*Instruction*. The records below must be duplicated exactly, character for character.

[Begin]

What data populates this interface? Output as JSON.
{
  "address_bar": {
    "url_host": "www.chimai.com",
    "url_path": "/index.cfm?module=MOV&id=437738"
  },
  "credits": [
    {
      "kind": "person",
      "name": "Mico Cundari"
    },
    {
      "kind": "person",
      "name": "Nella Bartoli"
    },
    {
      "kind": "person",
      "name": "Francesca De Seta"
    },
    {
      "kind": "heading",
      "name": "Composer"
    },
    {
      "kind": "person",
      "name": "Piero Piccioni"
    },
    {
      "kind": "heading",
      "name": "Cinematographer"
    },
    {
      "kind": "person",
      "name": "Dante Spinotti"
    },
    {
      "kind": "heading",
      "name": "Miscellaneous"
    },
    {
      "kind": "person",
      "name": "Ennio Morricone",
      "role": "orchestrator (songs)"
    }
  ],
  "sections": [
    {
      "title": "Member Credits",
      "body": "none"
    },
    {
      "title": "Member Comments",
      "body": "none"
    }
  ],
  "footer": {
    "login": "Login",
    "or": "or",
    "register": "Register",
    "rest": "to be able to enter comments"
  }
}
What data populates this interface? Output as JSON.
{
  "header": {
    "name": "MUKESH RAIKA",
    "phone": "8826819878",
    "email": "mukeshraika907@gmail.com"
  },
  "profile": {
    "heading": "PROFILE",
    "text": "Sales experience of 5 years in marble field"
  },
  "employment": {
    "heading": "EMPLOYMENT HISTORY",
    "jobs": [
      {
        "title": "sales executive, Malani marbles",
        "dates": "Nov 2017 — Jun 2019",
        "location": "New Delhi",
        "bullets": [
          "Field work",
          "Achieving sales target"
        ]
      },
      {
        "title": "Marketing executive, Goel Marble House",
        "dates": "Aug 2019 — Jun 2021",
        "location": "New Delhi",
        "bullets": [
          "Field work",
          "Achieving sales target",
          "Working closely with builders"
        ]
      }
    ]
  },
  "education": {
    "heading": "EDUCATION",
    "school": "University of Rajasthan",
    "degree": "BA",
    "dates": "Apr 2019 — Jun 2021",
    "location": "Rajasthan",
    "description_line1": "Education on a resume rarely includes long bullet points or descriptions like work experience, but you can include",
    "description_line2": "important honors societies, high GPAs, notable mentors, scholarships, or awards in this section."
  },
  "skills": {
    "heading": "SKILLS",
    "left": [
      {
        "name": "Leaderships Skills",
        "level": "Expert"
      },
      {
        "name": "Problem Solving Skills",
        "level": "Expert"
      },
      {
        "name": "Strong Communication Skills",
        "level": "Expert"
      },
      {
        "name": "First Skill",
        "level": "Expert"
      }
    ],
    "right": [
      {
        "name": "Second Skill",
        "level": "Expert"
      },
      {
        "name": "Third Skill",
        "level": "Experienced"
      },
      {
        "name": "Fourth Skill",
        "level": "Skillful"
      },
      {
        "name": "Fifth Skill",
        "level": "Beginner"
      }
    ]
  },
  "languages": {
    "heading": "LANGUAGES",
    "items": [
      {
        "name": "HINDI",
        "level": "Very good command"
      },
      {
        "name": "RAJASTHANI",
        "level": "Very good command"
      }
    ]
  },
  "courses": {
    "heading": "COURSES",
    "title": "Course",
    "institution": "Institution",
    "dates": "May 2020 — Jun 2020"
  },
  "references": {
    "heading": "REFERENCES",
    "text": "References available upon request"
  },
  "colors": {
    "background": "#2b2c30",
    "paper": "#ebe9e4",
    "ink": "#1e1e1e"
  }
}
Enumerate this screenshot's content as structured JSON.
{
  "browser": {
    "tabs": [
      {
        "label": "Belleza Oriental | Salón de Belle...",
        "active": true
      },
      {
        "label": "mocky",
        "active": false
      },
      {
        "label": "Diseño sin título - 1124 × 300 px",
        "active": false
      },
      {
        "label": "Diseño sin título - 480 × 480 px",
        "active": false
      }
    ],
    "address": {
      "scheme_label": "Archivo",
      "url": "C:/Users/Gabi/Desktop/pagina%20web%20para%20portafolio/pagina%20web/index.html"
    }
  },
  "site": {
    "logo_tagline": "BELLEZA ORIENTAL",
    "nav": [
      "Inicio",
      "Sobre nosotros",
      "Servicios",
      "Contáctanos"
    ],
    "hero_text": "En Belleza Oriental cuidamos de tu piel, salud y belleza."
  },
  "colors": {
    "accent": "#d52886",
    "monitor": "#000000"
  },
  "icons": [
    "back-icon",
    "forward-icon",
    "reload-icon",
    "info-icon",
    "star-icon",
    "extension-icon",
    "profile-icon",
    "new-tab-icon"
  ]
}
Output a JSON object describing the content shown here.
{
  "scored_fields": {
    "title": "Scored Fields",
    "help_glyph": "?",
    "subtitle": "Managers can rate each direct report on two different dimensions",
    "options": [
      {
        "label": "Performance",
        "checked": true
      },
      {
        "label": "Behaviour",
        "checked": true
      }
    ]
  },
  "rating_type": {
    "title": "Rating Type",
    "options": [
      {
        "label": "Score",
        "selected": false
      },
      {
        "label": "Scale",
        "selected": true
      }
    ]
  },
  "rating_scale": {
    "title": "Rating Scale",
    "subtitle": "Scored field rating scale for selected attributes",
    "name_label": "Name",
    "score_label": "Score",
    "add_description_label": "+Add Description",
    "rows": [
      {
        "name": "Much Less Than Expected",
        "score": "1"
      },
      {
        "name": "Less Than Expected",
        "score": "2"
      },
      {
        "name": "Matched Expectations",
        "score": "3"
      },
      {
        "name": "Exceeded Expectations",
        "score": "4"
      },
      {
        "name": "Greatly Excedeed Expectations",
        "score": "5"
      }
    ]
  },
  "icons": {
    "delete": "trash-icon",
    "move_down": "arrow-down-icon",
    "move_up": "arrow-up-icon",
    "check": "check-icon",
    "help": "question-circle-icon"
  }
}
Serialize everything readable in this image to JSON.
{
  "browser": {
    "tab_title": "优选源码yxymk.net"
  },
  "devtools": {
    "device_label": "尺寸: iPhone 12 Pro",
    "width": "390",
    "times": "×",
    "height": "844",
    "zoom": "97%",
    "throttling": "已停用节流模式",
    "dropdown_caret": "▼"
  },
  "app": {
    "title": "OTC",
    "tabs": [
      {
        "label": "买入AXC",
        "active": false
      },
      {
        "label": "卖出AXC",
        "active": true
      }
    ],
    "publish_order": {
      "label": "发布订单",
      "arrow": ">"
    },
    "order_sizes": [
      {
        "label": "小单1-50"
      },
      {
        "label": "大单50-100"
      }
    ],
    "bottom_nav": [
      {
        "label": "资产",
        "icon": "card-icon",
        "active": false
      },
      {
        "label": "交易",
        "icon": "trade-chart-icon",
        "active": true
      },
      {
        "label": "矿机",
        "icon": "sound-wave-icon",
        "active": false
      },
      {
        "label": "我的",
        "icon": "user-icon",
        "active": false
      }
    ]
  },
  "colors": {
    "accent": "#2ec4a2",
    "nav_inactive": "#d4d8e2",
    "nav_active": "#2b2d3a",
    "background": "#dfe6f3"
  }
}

[End]

*Answer to this task*.
What data populates this interface? Output as JSON.
{
  "address_bar": {
    "url_host": "www.chimai.com",
    "url_path": "/index.cfm?module=MOV&id=437738"
  },
  "credits": [
    {
      "kind": "person",
      "name": "Mico Cundari"
    },
    {
      "kind": "person",
      "name": "Nella Bartoli"
    },
    {
      "kind": "person",
      "name": "Francesca De Seta"
    },
    {
      "kind": "heading",
      "name": "Composer"
    },
    {
      "kind": "person",
      "name": "Piero Piccioni"
    },
    {
      "kind": "heading",
      "name": "Cinematographer"
    },
    {
      "kind": "person",
      "name": "Dante Spinotti"
    },
    {
      "kind": "heading",
      "name": "Miscellaneous"
    },
    {
      "kind": "person",
      "name": "Ennio Morricone",
      "role": "orchestrator (songs)"
    }
  ],
  "sections": [
    {
      "title": "Member Credits",
      "body": "none"
    },
    {
      "title": "Member Comments",
      "body": "none"
    }
  ],
  "footer": {
    "login": "Login",
    "or": "or",
    "register": "Register",
    "rest": "to be able to enter comments"
  }
}
What data populates this interface? Output as JSON.
{
  "header": {
    "name": "MUKESH RAIKA",
    "phone": "8826819878",
    "email": "mukeshraika907@gmail.com"
  },
  "profile": {
    "heading": "PROFILE",
    "text": "Sales experience of 5 years in marble field"
  },
  "employment": {
    "heading": "EMPLOYMENT HISTORY",
    "jobs": [
      {
        "title": "sales executive, Malani marbles",
        "dates": "Nov 2017 — Jun 2019",
        "location": "New Delhi",
        "bullets": [
          "Field work",
          "Achieving sales target"
        ]
      },
      {
        "title": "Marketing executive, Goel Marble House",
        "dates": "Aug 2019 — Jun 2021",
        "location": "New Delhi",
        "bullets": [
          "Field work",
          "Achieving sales target",
          "Working closely with builders"
        ]
      }
    ]
  },
  "education": {
    "heading": "EDUCATION",
    "school": "University of Rajasthan",
    "degree": "BA",
    "dates": "Apr 2019 — Jun 2021",
    "location": "Rajasthan",
    "description_line1": "Education on a resume rarely includes long bullet points or descriptions like work experience, but you can include",
    "description_line2": "important honors societies, high GPAs, notable mentors, scholarships, or awards in this section."
  },
  "skills": {
    "heading": "SKILLS",
    "left": [
      {
        "name": "Leaderships Skills",
        "level": "Expert"
      },
      {
        "name": "Problem Solving Skills",
        "level": "Expert"
      },
      {
        "name": "Strong Communication Skills",
        "level": "Expert"
      },
      {
        "name": "First Skill",
        "level": "Expert"
      }
    ],
    "right": [
      {
        "name": "Second Skill",
        "level": "Expert"
      },
      {
        "name": "Third Skill",
        "level": "Experienced"
      },
      {
        "name": "Fourth Skill",
        "level": "Skillful"
      },
      {
        "name": "Fifth Skill",
        "level": "Beginner"
      }
    ]
  },
  "languages": {
    "heading": "LANGUAGES",
    "items": [
      {
        "name": "HINDI",
        "level": "Very good command"
      },
      {
        "name": "RAJASTHANI",
        "level": "Very good command"
      }
    ]
  },
  "courses": {
    "heading": "COURSES",
    "title": "Course",
    "institution": "Institution",
    "dates": "May 2020 — Jun 2020"
  },
  "references": {
    "heading": "REFERENCES",
    "text": "References available upon request"
  },
  "colors": {
    "background": "#2b2c30",
    "paper": "#ebe9e4",
    "ink": "#1e1e1e"
  }
}
Enumerate this screenshot's content as structured JSON.
{
  "browser": {
    "tabs": [
      {
        "label": "Belleza Oriental | Salón de Belle...",
        "active": true
      },
      {
        "label": "mocky",
        "active": false
      },
      {
        "label": "Diseño sin título - 1124 × 300 px",
        "active": false
      },
      {
        "label": "Diseño sin título - 480 × 480 px",
        "active": false
      }
    ],
    "address": {
      "scheme_label": "Archivo",
      "url": "C:/Users/Gabi/Desktop/pagina%20web%20para%20portafolio/pagina%20web/index.html"
    }
  },
  "site": {
    "logo_tagline": "BELLEZA ORIENTAL",
    "nav": [
      "Inicio",
      "Sobre nosotros",
      "Servicios",
      "Contáctanos"
    ],
    "hero_text": "En Belleza Oriental cuidamos de tu piel, salud y belleza."
  },
  "colors": {
    "accent": "#d52886",
    "monitor": "#000000"
  },
  "icons": [
    "back-icon",
    "forward-icon",
    "reload-icon",
    "info-icon",
    "star-icon",
    "extension-icon",
    "profile-icon",
    "new-tab-icon"
  ]
}
Output a JSON object describing the content shown here.
{
  "scored_fields": {
    "title": "Scored Fields",
    "help_glyph": "?",
    "subtitle": "Managers can rate each direct report on two different dimensions",
    "options": [
      {
        "label": "Performance",
        "checked": true
      },
      {
        "label": "Behaviour",
        "checked": true
      }
    ]
  },
  "rating_type": {
    "title": "Rating Type",
    "options": [
      {
        "label": "Score",
        "selected": false
      },
      {
        "label": "Scale",
        "selected": true
      }
    ]
  },
  "rating_scale": {
    "title": "Rating Scale",
    "subtitle": "Scored field rating scale for selected attributes",
    "name_label": "Name",
    "score_label": "Score",
    "add_description_label": "+Add Description",
    "rows": [
      {
        "name": "Much Less Than Expected",
        "score": "1"
      },
      {
        "name": "Less Than Expected",
        "score": "2"
      },
      {
        "name": "Matched Expectations",
        "score": "3"
      },
      {
        "name": "Exceeded Expectations",
        "score": "4"
      },
      {
        "name": "Greatly Excedeed Expectations",
        "score": "5"
      }
    ]
  },
  "icons": {
    "delete": "trash-icon",
    "move_down": "arrow-down-icon",
    "move_up": "arrow-up-icon",
    "check": "check-icon",
    "help": "question-circle-icon"
  }
}
Serialize everything readable in this image to JSON.
{
  "browser": {
    "tab_title": "优选源码yxymk.net"
  },
  "devtools": {
    "device_label": "尺寸: iPhone 12 Pro",
    "width": "390",
    "times": "×",
    "height": "844",
    "zoom": "97%",
    "throttling": "已停用节流模式",
    "dropdown_caret": "▼"
  },
  "app": {
    "title": "OTC",
    "tabs": [
      {
        "label": "买入AXC",
        "active": false
      },
      {
        "label": "卖出AXC",
        "active": true
      }
    ],
    "publish_order": {
      "label": "发布订单",
      "arrow": ">"
    },
    "order_sizes": [
      {
        "label": "小单1-50"
      },
      {
        "label": "大单50-100"
      }
    ],
    "bottom_nav": [
      {
        "label": "资产",
        "icon": "card-icon",
        "active": false
      },
      {
        "label": "交易",
        "icon": "trade-chart-icon",
        "active": true
      },
      {
        "label": "矿机",
        "icon": "sound-wave-icon",
        "active": false
      },
      {
        "label": "我的",
        "icon": "user-icon",
        "active": false
      }
    ]
  },
  "colors": {
    "accent": "#2ec4a2",
    "nav_inactive": "#d4d8e2",
    "nav_active": "#2b2d3a",
    "background": "#dfe6f3"
  }
}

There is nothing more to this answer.